-- Stated problem --
Retype the whole listing below, character for character.

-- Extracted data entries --
┄┄┄┄┄┄┄┄┄┄
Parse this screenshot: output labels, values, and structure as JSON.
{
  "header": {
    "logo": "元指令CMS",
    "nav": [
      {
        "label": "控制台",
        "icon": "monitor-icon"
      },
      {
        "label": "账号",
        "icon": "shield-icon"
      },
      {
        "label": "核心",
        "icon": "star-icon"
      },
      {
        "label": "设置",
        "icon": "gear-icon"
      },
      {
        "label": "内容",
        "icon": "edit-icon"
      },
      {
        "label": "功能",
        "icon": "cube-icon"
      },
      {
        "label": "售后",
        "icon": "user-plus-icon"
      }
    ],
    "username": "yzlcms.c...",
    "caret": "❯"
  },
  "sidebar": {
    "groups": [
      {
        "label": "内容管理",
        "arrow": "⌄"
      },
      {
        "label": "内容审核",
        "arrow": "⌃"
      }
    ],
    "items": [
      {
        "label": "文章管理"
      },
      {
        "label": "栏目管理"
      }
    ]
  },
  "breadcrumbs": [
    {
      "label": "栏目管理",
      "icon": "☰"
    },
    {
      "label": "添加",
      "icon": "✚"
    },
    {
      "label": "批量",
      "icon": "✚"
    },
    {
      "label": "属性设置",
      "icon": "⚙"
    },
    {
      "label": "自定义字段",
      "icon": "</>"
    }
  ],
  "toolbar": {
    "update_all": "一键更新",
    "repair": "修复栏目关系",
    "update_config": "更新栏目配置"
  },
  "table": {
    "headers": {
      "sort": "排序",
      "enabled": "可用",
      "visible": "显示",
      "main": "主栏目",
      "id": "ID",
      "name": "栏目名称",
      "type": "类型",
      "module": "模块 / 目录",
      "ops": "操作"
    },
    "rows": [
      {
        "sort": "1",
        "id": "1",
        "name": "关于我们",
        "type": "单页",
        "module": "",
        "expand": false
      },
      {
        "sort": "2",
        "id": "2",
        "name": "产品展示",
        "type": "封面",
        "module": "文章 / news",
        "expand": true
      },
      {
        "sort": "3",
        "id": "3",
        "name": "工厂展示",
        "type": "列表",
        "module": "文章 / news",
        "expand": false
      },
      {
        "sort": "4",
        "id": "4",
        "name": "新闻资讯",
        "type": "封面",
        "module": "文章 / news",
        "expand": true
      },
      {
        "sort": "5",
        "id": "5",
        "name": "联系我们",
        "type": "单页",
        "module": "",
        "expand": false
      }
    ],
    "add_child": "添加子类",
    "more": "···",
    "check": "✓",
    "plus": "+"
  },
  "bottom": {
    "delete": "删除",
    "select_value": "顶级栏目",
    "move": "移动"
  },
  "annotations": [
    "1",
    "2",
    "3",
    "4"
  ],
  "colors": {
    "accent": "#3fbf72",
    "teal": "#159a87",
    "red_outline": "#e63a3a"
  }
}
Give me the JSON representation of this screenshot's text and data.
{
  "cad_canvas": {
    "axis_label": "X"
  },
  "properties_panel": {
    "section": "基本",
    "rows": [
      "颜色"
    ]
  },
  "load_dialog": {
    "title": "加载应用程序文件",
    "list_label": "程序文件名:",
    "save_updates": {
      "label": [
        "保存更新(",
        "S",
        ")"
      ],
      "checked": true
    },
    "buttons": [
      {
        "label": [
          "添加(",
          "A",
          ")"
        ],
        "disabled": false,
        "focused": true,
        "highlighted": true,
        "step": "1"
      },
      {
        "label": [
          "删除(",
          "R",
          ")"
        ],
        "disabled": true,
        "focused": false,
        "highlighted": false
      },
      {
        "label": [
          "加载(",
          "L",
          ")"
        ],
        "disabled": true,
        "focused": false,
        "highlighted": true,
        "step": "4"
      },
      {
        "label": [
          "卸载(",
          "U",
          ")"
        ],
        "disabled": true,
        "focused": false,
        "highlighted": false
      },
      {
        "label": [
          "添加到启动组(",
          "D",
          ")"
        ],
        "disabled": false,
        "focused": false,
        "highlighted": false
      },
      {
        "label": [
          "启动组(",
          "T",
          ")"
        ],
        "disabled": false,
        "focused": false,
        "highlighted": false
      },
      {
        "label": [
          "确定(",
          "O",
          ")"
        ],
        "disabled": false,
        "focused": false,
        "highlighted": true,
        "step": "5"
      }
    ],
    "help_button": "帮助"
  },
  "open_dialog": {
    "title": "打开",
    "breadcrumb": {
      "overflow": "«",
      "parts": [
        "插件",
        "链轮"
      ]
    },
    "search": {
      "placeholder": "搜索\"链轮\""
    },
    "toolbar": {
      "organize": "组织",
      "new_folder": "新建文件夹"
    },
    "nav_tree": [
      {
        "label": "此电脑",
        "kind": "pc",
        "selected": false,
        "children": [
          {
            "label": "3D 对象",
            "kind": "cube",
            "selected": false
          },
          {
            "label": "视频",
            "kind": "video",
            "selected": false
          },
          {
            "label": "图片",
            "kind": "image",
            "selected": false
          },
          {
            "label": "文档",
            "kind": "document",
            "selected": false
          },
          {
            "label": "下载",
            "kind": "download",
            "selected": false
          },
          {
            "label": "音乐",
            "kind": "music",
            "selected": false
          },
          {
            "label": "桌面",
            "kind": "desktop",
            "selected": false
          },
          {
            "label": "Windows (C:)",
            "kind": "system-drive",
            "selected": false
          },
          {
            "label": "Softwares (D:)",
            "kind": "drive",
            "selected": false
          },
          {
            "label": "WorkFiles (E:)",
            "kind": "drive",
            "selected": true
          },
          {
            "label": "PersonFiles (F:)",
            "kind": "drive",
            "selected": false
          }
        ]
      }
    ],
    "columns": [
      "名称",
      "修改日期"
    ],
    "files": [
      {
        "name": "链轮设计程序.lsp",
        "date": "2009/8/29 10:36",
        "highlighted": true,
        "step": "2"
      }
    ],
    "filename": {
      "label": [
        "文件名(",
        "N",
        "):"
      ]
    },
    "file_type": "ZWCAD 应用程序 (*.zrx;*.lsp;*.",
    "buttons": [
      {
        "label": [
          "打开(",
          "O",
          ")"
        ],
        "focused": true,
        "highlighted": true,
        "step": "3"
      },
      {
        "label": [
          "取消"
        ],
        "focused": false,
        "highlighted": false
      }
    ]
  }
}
┄┄┄┄┄┄┄┄┄┄
-- Answer to this exercise --
Parse this screenshot: output labels, values, and structure as JSON.
{
  "header": {
    "logo": "元指令CMS",
    "nav": [
      {
        "label": "控制台",
        "icon": "monitor-icon"
      },
      {
        "label": "账号",
        "icon": "shield-icon"
      },
      {
        "label": "核心",
        "icon": "star-icon"
      },
      {
        "label": "设置",
        "icon": "gear-icon"
      },
      {
        "label": "内容",
        "icon": "edit-icon"
      },
      {
        "label": "功能",
        "icon": "cube-icon"
      },
      {
        "label": "售后",
        "icon": "user-plus-icon"
      }
    ],
    "username": "yzlcms.c...",
    "caret": "❯"
  },
  "sidebar": {
    "groups": [
      {
        "label": "内容管理",
        "arrow": "⌄"
      },
      {
        "label": "内容审核",
        "arrow": "⌃"
      }
    ],
    "items": [
      {
        "label": "文章管理"
      },
      {
        "label": "栏目管理"
      }
    ]
  },
  "breadcrumbs": [
    {
      "label": "栏目管理",
      "icon": "☰"
    },
    {
      "label": "添加",
      "icon": "✚"
    },
    {
      "label": "批量",
      "icon": "✚"
    },
    {
      "label": "属性设置",
      "icon": "⚙"
    },
    {
      "label": "自定义字段",
      "icon": "</>"
    }
  ],
  "toolbar": {
    "update_all": "一键更新",
    "repair": "修复栏目关系",
    "update_config": "更新栏目配置"
  },
  "table": {
    "headers": {
      "sort": "排序",
      "enabled": "可用",
      "visible": "显示",
      "main": "主栏目",
      "id": "ID",
      "name": "栏目名称",
      "type": "类型",
      "module": "模块 / 目录",
      "ops": "操作"
    },
    "rows": [
      {
        "sort": "1",
        "id": "1",
        "name": "关于我们",
        "type": "单页",
        "module": "",
        "expand": false
      },
      {
        "sort": "2",
        "id": "2",
        "name": "产品展示",
        "type": "封面",
        "module": "文章 / news",
        "expand": true
      },
      {
        "sort": "3",
        "id": "3",
        "name": "工厂展示",
        "type": "列表",
        "module": "文章 / news",
        "expand": false
      },
      {
        "sort": "4",
        "id": "4",
        "name": "新闻资讯",
        "type": "封面",
        "module": "文章 / news",
        "expand": true
      },
      {
        "sort": "5",
        "id": "5",
        "name": "联系我们",
        "type": "单页",
        "module": "",
        "expand": false
      }
    ],
    "add_child": "添加子类",
    "more": "···",
    "check": "✓",
    "plus": "+"
  },
  "bottom": {
    "delete": "删除",
    "select_value": "顶级栏目",
    "move": "移动"
  },
  "annotations": [
    "1",
    "2",
    "3",
    "4"
  ],
  "colors": {
    "accent": "#3fbf72",
    "teal": "#159a87",
    "red_outline": "#e63a3a"
  }
}
Give me the JSON representation of this screenshot's text and data.
{
  "cad_canvas": {
    "axis_label": "X"
  },
  "properties_panel": {
    "section": "基本",
    "rows": [
      "颜色"
    ]
  },
  "load_dialog": {
    "title": "加载应用程序文件",
    "list_label": "程序文件名:",
    "save_updates": {
      "label": [
        "保存更新(",
        "S",
        ")"
      ],
      "checked": true
    },
    "buttons": [
      {
        "label": [
          "添加(",
          "A",
          ")"
        ],
        "disabled": false,
        "focused": true,
        "highlighted": true,
        "step": "1"
      },
      {
        "label": [
          "删除(",
          "R",
          ")"
        ],
        "disabled": true,
        "focused": false,
        "highlighted": false
      },
      {
        "label": [
          "加载(",
          "L",
          ")"
        ],
        "disabled": true,
        "focused": false,
        "highlighted": true,
        "step": "4"
      },
      {
        "label": [
          "卸载(",
          "U",
          ")"
        ],
        "disabled": true,
        "focused": false,
        "highlighted": false
      },
      {
        "label": [
          "添加到启动组(",
          "D",
          ")"
        ],
        "disabled": false,
        "focused": false,
        "highlighted": false
      },
      {
        "label": [
          "启动组(",
          "T",
          ")"
        ],
        "disabled": false,
        "focused": false,
        "highlighted": false
      },
      {
        "label": [
          "确定(",
          "O",
          ")"
        ],
        "disabled": false,
        "focused": false,
        "highlighted": true,
        "step": "5"
      }
    ],
    "help_button": "帮助"
  },
  "open_dialog": {
    "title": "打开",
    "breadcrumb": {
      "overflow": "«",
      "parts": [
        "插件",
        "链轮"
      ]
    },
    "search": {
      "placeholder": "搜索\"链轮\""
    },
    "toolbar": {
      "organize": "组织",
      "new_folder": "新建文件夹"
    },
    "nav_tree": [
      {
        "label": "此电脑",
        "kind": "pc",
        "selected": false,
        "children": [
          {
            "label": "3D 对象",
            "kind": "cube",
            "selected": false
          },
          {
            "label": "视频",
            "kind": "video",
            "selected": false
          },
          {
            "label": "图片",
            "kind": "image",
            "selected": false
          },
          {
            "label": "文档",
            "kind": "document",
            "selected": false
          },
          {
            "label": "下载",
            "kind": "download",
            "selected": false
          },
          {
            "label": "音乐",
            "kind": "music",
            "selected": false
          },
          {
            "label": "桌面",
            "kind": "desktop",
            "selected": false
          },
          {
            "label": "Windows (C:)",
            "kind": "system-drive",
            "selected": false
          },
          {
            "label": "Softwares (D:)",
            "kind": "drive",
            "selected": false
          },
          {
            "label": "WorkFiles (E:)",
            "kind": "drive",
            "selected": true
          },
          {
            "label": "PersonFiles (F:)",
            "kind": "drive",
            "selected": false
          }
        ]
      }
    ],
    "columns": [
      "名称",
      "修改日期"
    ],
    "files": [
      {
        "name": "链轮设计程序.lsp",
        "date": "2009/8/29 10:36",
        "highlighted": true,
        "step": "2"
      }
    ],
    "filename": {
      "label": [
        "文件名(",
        "N",
        "):"
      ]
    },
    "file_type": "ZWCAD 应用程序 (*.zrx;*.lsp;*.",
    "buttons": [
      {
        "label": [
          "打开(",
          "O",
          ")"
        ],
        "focused": true,
        "highlighted": true,
        "step": "3"
      },
      {
        "label": [
          "取消"
        ],
        "focused": false,
        "highlighted": false
      }
    ]
  }
}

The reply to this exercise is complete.